** begin Supplied data **

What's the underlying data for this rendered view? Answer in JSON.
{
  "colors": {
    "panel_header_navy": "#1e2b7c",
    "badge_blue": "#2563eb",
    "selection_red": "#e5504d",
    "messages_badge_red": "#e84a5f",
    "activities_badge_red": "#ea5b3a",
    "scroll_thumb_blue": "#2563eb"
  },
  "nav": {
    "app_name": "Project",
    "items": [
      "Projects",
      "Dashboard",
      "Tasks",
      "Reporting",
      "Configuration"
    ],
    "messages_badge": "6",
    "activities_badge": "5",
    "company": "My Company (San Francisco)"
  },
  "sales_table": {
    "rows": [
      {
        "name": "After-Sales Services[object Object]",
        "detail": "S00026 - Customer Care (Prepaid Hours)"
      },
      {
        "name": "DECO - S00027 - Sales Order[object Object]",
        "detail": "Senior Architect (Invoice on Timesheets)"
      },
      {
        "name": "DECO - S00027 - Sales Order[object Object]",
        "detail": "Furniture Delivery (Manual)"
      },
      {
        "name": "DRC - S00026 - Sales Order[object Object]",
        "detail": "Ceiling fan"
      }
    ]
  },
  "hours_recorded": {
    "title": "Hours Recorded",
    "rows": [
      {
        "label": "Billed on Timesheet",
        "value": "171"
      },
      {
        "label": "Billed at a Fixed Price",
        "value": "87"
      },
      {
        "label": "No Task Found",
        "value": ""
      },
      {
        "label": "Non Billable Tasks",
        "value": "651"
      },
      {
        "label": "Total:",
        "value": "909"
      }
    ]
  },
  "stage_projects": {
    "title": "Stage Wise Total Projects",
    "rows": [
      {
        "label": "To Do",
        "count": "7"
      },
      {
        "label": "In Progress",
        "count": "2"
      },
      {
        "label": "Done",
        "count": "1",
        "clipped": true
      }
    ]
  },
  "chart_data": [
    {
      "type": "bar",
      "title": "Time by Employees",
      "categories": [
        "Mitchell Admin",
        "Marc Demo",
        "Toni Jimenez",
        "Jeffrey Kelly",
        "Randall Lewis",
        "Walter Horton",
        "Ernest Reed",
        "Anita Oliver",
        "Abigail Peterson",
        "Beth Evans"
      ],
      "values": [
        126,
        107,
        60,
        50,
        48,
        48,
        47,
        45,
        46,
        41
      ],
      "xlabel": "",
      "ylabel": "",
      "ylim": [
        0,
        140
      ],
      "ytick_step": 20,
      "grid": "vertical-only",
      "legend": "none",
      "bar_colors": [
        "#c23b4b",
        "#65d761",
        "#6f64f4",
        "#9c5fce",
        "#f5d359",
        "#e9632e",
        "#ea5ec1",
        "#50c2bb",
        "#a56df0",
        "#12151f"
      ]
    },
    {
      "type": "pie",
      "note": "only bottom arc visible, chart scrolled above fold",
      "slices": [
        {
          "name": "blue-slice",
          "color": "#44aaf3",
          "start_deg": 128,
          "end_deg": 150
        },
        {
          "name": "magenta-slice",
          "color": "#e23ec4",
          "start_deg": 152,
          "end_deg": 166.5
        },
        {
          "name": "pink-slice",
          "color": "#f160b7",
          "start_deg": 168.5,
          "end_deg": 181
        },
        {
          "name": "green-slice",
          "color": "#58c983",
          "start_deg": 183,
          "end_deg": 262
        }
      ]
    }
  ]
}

** end Supplied data **

Task goal —
Copy each record from above exactly, and include every line.

Result for this exercise —
What's the underlying data for this rendered view? Answer in JSON.
{
  "colors": {
    "panel_header_navy": "#1e2b7c",
    "badge_blue": "#2563eb",
    "selection_red": "#e5504d",
    "messages_badge_red": "#e84a5f",
    "activities_badge_red": "#ea5b3a",
    "scroll_thumb_blue": "#2563eb"
  },
  "nav": {
    "app_name": "Project",
    "items": [
      "Projects",
      "Dashboard",
      "Tasks",
      "Reporting",
      "Configuration"
    ],
    "messages_badge": "6",
    "activities_badge": "5",
    "company": "My Company (San Francisco)"
  },
  "sales_table": {
    "rows": [
      {
        "name": "After-Sales Services[object Object]",
        "detail": "S00026 - Customer Care (Prepaid Hours)"
      },
      {
        "name": "DECO - S00027 - Sales Order[object Object]",
        "detail": "Senior Architect (Invoice on Timesheets)"
      },
      {
        "name": "DECO - S00027 - Sales Order[object Object]",
        "detail": "Furniture Delivery (Manual)"
      },
      {
        "name": "DRC - S00026 - Sales Order[object Object]",
        "detail": "Ceiling fan"
      }
    ]
  },
  "hours_recorded": {
    "title": "Hours Recorded",
    "rows": [
      {
        "label": "Billed on Timesheet",
        "value": "171"
      },
      {
        "label": "Billed at a Fixed Price",
        "value": "87"
      },
      {
        "label": "No Task Found",
        "value": ""
      },
      {
        "label": "Non Billable Tasks",
        "value": "651"
      },
      {
        "label": "Total:",
        "value": "909"
      }
    ]
  },
  "stage_projects": {
    "title": "Stage Wise Total Projects",
    "rows": [
      {
        "label": "To Do",
        "count": "7"
      },
      {
        "label": "In Progress",
        "count": "2"
      },
      {
        "label": "Done",
        "count": "1",
        "clipped": true
      }
    ]
  },
  "chart_data": [
    {
      "type": "bar",
      "title": "Time by Employees",
      "categories": [
        "Mitchell Admin",
        "Marc Demo",
        "Toni Jimenez",
        "Jeffrey Kelly",
        "Randall Lewis",
        "Walter Horton",
        "Ernest Reed",
        "Anita Oliver",
        "Abigail Peterson",
        "Beth Evans"
      ],
      "values": [
        126,
        107,
        60,
        50,
        48,
        48,
        47,
        45,
        46,
        41
      ],
      "xlabel": "",
      "ylabel": "",
      "ylim": [
        0,
        140
      ],
      "ytick_step": 20,
      "grid": "vertical-only",
      "legend": "none",
      "bar_colors": [
        "#c23b4b",
        "#65d761",
        "#6f64f4",
        "#9c5fce",
        "#f5d359",
        "#e9632e",
        "#ea5ec1",
        "#50c2bb",
        "#a56df0",
        "#12151f"
      ]
    },
    {
      "type": "pie",
      "note": "only bottom arc visible, chart scrolled above fold",
      "slices": [
        {
          "name": "blue-slice",
          "color": "#44aaf3",
          "start_deg": 128,
          "end_deg": 150
        },
        {
          "name": "magenta-slice",
          "color": "#e23ec4",
          "start_deg": 152,
          "end_deg": 166.5
        },
        {
          "name": "pink-slice",
          "color": "#f160b7",
          "start_deg": 168.5,
          "end_deg": 181
        },
        {
          "name": "green-slice",
          "color": "#58c983",
          "start_deg": 183,
          "end_deg": 262
        }
      ]
    }
  ]
}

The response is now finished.